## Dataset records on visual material
---+---

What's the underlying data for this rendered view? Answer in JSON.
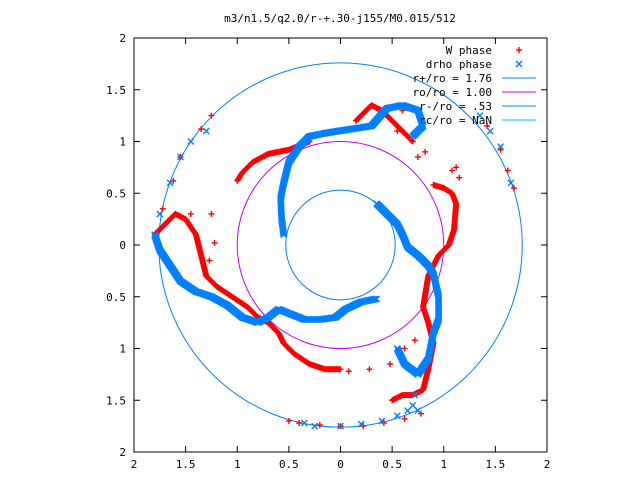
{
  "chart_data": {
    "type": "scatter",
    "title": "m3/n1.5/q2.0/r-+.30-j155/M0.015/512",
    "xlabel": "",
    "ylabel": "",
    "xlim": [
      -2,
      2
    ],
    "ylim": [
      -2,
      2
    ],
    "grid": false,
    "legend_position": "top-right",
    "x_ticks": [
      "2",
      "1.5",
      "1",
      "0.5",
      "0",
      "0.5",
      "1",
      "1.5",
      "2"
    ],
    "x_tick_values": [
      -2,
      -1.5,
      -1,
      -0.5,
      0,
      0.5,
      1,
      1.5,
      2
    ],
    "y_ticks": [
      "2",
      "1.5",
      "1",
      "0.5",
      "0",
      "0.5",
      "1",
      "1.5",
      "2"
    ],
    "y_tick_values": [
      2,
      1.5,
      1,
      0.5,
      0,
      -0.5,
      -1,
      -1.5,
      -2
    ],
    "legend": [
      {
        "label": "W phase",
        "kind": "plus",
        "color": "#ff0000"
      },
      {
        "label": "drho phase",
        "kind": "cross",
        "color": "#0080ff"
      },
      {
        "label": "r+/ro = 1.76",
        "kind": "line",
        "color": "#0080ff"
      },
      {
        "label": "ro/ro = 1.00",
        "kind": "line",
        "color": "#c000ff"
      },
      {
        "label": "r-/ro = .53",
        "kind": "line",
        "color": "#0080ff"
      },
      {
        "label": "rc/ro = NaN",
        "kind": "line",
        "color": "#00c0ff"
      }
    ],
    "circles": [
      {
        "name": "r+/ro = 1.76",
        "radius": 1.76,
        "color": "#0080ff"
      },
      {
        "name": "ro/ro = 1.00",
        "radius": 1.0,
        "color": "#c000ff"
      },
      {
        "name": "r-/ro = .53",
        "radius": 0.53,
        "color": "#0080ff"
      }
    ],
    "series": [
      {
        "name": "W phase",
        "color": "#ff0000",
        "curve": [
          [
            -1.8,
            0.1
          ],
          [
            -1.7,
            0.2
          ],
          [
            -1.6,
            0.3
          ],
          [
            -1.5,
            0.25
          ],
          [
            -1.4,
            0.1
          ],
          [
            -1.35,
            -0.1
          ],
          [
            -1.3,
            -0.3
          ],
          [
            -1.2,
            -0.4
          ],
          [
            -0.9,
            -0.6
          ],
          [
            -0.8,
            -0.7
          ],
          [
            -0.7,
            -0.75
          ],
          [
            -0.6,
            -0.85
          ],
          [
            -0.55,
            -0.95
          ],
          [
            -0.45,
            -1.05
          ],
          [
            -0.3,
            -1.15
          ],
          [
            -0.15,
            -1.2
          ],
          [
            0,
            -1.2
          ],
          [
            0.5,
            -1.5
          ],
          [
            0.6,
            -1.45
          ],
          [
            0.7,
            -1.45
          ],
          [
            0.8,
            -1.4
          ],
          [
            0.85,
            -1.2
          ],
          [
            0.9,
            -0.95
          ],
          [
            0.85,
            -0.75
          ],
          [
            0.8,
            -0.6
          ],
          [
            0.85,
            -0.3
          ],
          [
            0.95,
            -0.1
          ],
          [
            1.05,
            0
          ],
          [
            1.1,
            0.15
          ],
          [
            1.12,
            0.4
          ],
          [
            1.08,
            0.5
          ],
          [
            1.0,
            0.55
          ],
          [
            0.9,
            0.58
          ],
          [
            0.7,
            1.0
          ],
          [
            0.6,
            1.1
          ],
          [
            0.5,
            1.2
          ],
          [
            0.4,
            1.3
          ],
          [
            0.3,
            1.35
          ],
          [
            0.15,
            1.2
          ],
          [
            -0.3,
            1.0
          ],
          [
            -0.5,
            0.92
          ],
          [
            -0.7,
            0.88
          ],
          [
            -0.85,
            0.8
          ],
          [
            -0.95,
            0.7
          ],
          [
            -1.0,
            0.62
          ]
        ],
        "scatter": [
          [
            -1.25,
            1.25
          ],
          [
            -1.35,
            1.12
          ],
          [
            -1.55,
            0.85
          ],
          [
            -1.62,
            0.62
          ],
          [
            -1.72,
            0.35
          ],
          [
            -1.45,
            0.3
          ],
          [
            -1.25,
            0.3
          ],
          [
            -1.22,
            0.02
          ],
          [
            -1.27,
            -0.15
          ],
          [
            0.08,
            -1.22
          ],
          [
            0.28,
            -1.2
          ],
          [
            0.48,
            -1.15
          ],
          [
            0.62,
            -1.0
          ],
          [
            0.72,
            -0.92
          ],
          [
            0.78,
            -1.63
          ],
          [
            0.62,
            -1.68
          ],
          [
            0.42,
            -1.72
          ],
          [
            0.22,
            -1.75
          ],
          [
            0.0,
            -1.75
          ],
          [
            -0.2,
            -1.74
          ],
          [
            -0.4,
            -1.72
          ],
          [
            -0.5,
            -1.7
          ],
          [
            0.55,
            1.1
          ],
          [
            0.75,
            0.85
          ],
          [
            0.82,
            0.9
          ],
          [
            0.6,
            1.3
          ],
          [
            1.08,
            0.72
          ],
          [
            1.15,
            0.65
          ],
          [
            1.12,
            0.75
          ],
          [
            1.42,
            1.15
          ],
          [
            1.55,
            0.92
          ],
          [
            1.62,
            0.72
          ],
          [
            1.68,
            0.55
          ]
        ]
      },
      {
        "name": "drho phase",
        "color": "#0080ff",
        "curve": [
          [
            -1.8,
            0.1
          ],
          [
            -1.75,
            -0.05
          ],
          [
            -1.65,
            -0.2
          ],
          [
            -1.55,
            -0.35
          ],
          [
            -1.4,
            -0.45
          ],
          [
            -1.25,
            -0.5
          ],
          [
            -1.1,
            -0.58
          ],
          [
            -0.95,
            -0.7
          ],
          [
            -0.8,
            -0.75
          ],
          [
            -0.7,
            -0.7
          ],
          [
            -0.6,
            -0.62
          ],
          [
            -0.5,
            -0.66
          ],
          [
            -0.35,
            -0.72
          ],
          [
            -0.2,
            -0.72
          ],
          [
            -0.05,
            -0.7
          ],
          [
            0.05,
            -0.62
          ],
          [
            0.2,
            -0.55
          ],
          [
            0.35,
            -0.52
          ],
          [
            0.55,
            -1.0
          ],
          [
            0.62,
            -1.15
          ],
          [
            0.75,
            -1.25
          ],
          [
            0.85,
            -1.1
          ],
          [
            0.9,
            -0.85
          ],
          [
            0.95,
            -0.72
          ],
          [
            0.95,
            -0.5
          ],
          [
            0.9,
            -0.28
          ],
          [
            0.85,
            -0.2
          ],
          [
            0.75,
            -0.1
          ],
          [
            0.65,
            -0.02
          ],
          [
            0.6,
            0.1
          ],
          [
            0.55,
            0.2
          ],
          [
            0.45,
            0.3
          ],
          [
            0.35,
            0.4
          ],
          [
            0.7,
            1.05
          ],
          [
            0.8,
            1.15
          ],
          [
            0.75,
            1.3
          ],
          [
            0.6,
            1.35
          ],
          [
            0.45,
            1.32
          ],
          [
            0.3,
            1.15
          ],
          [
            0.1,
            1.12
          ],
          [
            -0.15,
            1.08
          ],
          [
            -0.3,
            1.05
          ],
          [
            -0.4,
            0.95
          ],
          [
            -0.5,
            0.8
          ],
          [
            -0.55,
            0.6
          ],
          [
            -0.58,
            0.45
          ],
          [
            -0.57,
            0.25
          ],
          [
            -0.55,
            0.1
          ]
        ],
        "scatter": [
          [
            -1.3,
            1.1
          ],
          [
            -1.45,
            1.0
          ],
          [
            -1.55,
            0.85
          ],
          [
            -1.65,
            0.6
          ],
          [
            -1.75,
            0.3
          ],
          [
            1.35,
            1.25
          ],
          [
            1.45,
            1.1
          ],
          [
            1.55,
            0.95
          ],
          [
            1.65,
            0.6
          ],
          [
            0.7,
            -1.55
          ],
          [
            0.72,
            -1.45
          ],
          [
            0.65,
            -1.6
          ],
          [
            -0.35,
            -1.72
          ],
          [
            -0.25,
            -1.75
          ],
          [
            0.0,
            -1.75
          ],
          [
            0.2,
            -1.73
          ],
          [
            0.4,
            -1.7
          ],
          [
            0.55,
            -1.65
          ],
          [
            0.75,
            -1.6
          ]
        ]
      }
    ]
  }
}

---+---

Extract each line holding the word "name" from the records.

        "name": "r+/ro = 1.76",
        "name": "ro/ro = 1.00",
        "name": "r-/ro = .53",
        "name": "W phase",
        "name": "drho phase",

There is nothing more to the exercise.